Extracted data entries

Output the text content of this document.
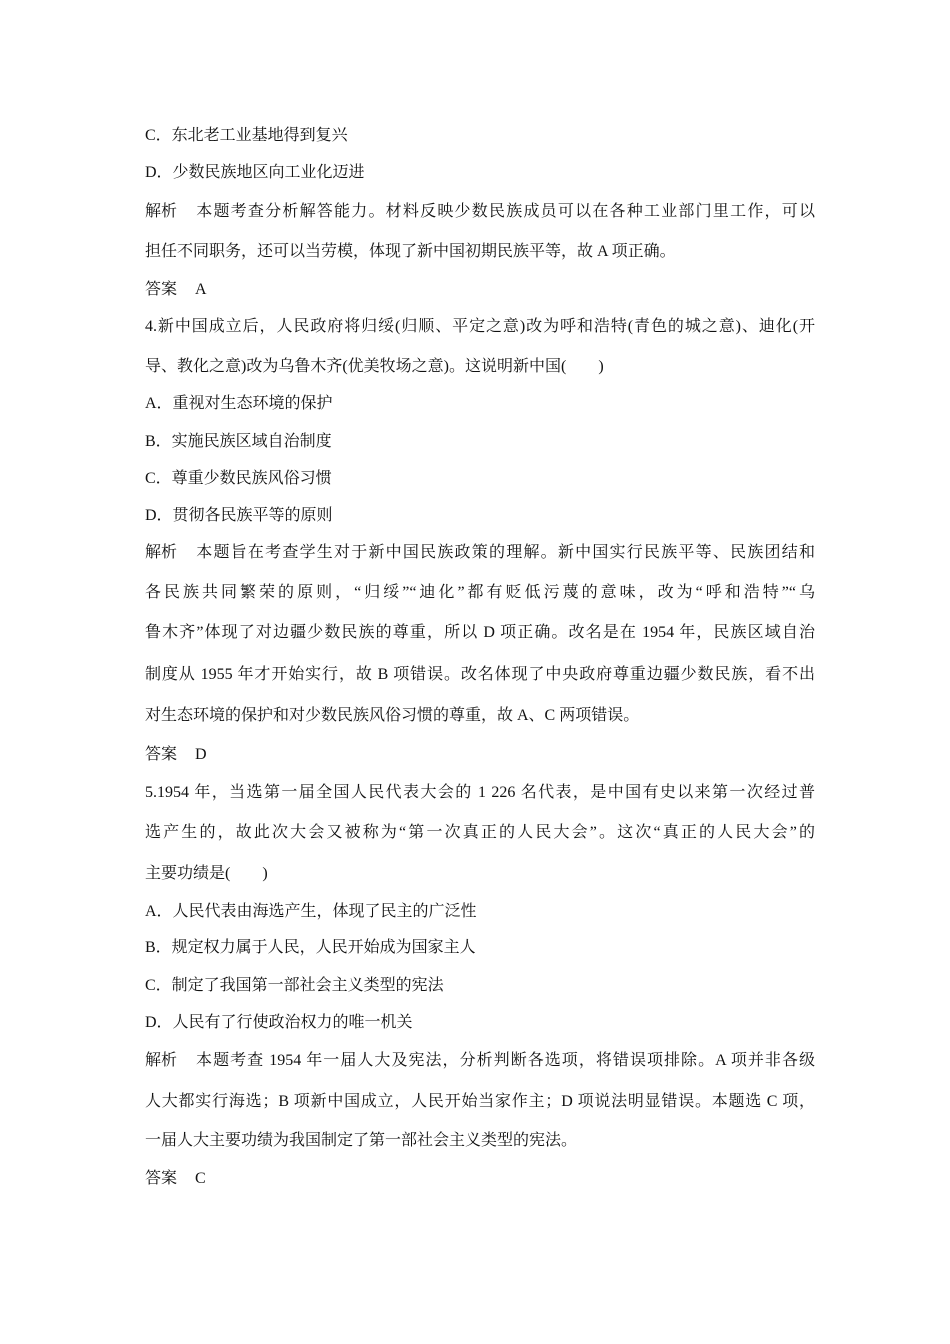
C．东北老工业基地得到复兴
D．少数民族地区向工业化迈进
解析 本题考查分析解答能力。材料反映少数民族成员可以在各种工业部门里工作，可以
担任不同职务，还可以当劳模，体现了新中国初期民族平等，故 A 项正确。
答案 A
4.新中国成立后，人民政府将归绥(归顺、平定之意)改为呼和浩特(青色的城之意)、迪化(开
导、教化之意)改为乌鲁木齐(优美牧场之意)。这说明新中国(　　)
A．重视对生态环境的保护
B．实施民族区域自治制度
C．尊重少数民族风俗习惯
D．贯彻各民族平等的原则
解析 本题旨在考查学生对于新中国民族政策的理解。新中国实行民族平等、民族团结和
各民族共同繁荣的原则，“归绥”“迪化”都有贬低污蔑的意味，改为“呼和浩特”“乌
鲁木齐”体现了对边疆少数民族的尊重，所以 D 项正确。改名是在 1954 年，民族区域自治
制度从 1955 年才开始实行，故 B 项错误。改名体现了中央政府尊重边疆少数民族，看不出
对生态环境的保护和对少数民族风俗习惯的尊重，故 A、C 两项错误。
答案 D
5.1954 年，当选第一届全国人民代表大会的 1 226 名代表，是中国有史以来第一次经过普
选产生的，故此次大会又被称为“第一次真正的人民大会”。这次“真正的人民大会”的
主要功绩是(　　)
A．人民代表由海选产生，体现了民主的广泛性
B．规定权力属于人民，人民开始成为国家主人
C．制定了我国第一部社会主义类型的宪法
D．人民有了行使政治权力的唯一机关
解析 本题考查 1954 年一届人大及宪法，分析判断各选项，将错误项排除。A 项并非各级
人大都实行海选；B 项新中国成立，人民开始当家作主；D 项说法明显错误。本题选 C 项，
一届人大主要功绩为我国制定了第一部社会主义类型的宪法。
答案 C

▸ **Objective**: Can you repeat every record above exactly, apart from the pictures?

▸ **Response to this task**:
Output the text content of this document.
C．东北老工业基地得到复兴
D．少数民族地区向工业化迈进
解析 本题考查分析解答能力。材料反映少数民族成员可以在各种工业部门里工作，可以
担任不同职务，还可以当劳模，体现了新中国初期民族平等，故 A 项正确。
答案 A
4.新中国成立后，人民政府将归绥(归顺、平定之意)改为呼和浩特(青色的城之意)、迪化(开
导、教化之意)改为乌鲁木齐(优美牧场之意)。这说明新中国(　　)
A．重视对生态环境的保护
B．实施民族区域自治制度
C．尊重少数民族风俗习惯
D．贯彻各民族平等的原则
解析 本题旨在考查学生对于新中国民族政策的理解。新中国实行民族平等、民族团结和
各民族共同繁荣的原则，“归绥”“迪化”都有贬低污蔑的意味，改为“呼和浩特”“乌
鲁木齐”体现了对边疆少数民族的尊重，所以 D 项正确。改名是在 1954 年，民族区域自治
制度从 1955 年才开始实行，故 B 项错误。改名体现了中央政府尊重边疆少数民族，看不出
对生态环境的保护和对少数民族风俗习惯的尊重，故 A、C 两项错误。
答案 D
5.1954 年，当选第一届全国人民代表大会的 1 226 名代表，是中国有史以来第一次经过普
选产生的，故此次大会又被称为“第一次真正的人民大会”。这次“真正的人民大会”的
主要功绩是(　　)
A．人民代表由海选产生，体现了民主的广泛性
B．规定权力属于人民，人民开始成为国家主人
C．制定了我国第一部社会主义类型的宪法
D．人民有了行使政治权力的唯一机关
解析 本题考查 1954 年一届人大及宪法，分析判断各选项，将错误项排除。A 项并非各级
人大都实行海选；B 项新中国成立，人民开始当家作主；D 项说法明显错误。本题选 C 项，
一届人大主要功绩为我国制定了第一部社会主义类型的宪法。
答案 C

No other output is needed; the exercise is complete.